Requirement - Write out the listing below again, precisely as it is given.
--- START Material for the task ---
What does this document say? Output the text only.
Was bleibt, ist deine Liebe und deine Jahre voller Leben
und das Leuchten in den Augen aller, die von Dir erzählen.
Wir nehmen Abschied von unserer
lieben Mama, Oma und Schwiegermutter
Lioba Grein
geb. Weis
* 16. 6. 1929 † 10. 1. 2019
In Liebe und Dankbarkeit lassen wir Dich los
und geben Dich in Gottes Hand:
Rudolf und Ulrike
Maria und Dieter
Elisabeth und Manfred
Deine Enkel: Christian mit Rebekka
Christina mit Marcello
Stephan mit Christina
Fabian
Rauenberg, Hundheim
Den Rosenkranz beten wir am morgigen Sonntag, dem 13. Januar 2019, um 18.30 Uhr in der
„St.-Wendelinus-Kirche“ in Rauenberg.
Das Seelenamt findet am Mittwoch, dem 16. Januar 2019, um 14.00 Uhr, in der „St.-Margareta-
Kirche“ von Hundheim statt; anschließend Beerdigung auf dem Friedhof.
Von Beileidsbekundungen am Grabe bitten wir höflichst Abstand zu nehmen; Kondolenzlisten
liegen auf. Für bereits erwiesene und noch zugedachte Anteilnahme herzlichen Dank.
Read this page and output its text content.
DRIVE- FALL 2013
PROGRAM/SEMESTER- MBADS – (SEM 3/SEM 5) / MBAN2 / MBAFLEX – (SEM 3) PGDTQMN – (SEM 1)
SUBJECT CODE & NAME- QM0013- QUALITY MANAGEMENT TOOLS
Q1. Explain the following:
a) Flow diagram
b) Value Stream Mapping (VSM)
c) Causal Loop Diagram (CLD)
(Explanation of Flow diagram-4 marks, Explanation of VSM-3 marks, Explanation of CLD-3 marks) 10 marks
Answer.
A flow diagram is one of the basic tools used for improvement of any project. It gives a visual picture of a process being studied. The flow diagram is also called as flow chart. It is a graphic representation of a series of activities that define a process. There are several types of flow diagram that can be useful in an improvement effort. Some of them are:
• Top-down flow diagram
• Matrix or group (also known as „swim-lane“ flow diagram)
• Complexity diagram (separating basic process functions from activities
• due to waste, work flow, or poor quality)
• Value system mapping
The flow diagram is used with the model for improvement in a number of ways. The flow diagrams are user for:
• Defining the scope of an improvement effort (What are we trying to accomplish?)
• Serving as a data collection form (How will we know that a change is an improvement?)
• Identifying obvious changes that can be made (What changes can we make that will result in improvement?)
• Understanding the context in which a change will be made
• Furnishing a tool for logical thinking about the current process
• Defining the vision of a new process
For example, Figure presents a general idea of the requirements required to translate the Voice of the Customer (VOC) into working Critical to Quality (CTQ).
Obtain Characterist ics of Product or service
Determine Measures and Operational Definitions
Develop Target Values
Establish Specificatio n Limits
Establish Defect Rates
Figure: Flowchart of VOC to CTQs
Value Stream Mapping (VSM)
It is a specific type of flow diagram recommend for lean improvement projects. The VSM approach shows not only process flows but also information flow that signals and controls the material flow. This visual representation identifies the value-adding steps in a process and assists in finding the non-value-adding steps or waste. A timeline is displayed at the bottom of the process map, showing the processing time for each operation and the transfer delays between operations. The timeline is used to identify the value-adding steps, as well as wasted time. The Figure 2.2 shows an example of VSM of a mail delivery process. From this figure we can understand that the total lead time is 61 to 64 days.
--- END Material for the task ---
Response for this exercise -
What does this document say? Output the text only.
Was bleibt, ist deine Liebe und deine Jahre voller Leben
und das Leuchten in den Augen aller, die von Dir erzählen.
Wir nehmen Abschied von unserer
lieben Mama, Oma und Schwiegermutter
Lioba Grein
geb. Weis
* 16. 6. 1929 † 10. 1. 2019
In Liebe und Dankbarkeit lassen wir Dich los
und geben Dich in Gottes Hand:
Rudolf und Ulrike
Maria und Dieter
Elisabeth und Manfred
Deine Enkel: Christian mit Rebekka
Christina mit Marcello
Stephan mit Christina
Fabian
Rauenberg, Hundheim
Den Rosenkranz beten wir am morgigen Sonntag, dem 13. Januar 2019, um 18.30 Uhr in der
„St.-Wendelinus-Kirche“ in Rauenberg.
Das Seelenamt findet am Mittwoch, dem 16. Januar 2019, um 14.00 Uhr, in der „St.-Margareta-
Kirche“ von Hundheim statt; anschließend Beerdigung auf dem Friedhof.
Von Beileidsbekundungen am Grabe bitten wir höflichst Abstand zu nehmen; Kondolenzlisten
liegen auf. Für bereits erwiesene und noch zugedachte Anteilnahme herzlichen Dank.
Read this page and output its text content.
DRIVE- FALL 2013
PROGRAM/SEMESTER- MBADS – (SEM 3/SEM 5) / MBAN2 / MBAFLEX – (SEM 3) PGDTQMN – (SEM 1)
SUBJECT CODE & NAME- QM0013- QUALITY MANAGEMENT TOOLS
Q1. Explain the following:
a) Flow diagram
b) Value Stream Mapping (VSM)
c) Causal Loop Diagram (CLD)
(Explanation of Flow diagram-4 marks, Explanation of VSM-3 marks, Explanation of CLD-3 marks) 10 marks
Answer.
A flow diagram is one of the basic tools used for improvement of any project. It gives a visual picture of a process being studied. The flow diagram is also called as flow chart. It is a graphic representation of a series of activities that define a process. There are several types of flow diagram that can be useful in an improvement effort. Some of them are:
• Top-down flow diagram
• Matrix or group (also known as „swim-lane“ flow diagram)
• Complexity diagram (separating basic process functions from activities
• due to waste, work flow, or poor quality)
• Value system mapping
The flow diagram is used with the model for improvement in a number of ways. The flow diagrams are user for:
• Defining the scope of an improvement effort (What are we trying to accomplish?)
• Serving as a data collection form (How will we know that a change is an improvement?)
• Identifying obvious changes that can be made (What changes can we make that will result in improvement?)
• Understanding the context in which a change will be made
• Furnishing a tool for logical thinking about the current process
• Defining the vision of a new process
For example, Figure presents a general idea of the requirements required to translate the Voice of the Customer (VOC) into working Critical to Quality (CTQ).
Obtain Characterist ics of Product or service
Determine Measures and Operational Definitions
Develop Target Values
Establish Specificatio n Limits
Establish Defect Rates
Figure: Flowchart of VOC to CTQs
Value Stream Mapping (VSM)
It is a specific type of flow diagram recommend for lean improvement projects. The VSM approach shows not only process flows but also information flow that signals and controls the material flow. This visual representation identifies the value-adding steps in a process and assists in finding the non-value-adding steps or waste. A timeline is displayed at the bottom of the process map, showing the processing time for each operation and the transfer delays between operations. The timeline is used to identify the value-adding steps, as well as wasted time. The Figure 2.2 shows an example of VSM of a mail delivery process. From this figure we can understand that the total lead time is 61 to 64 days.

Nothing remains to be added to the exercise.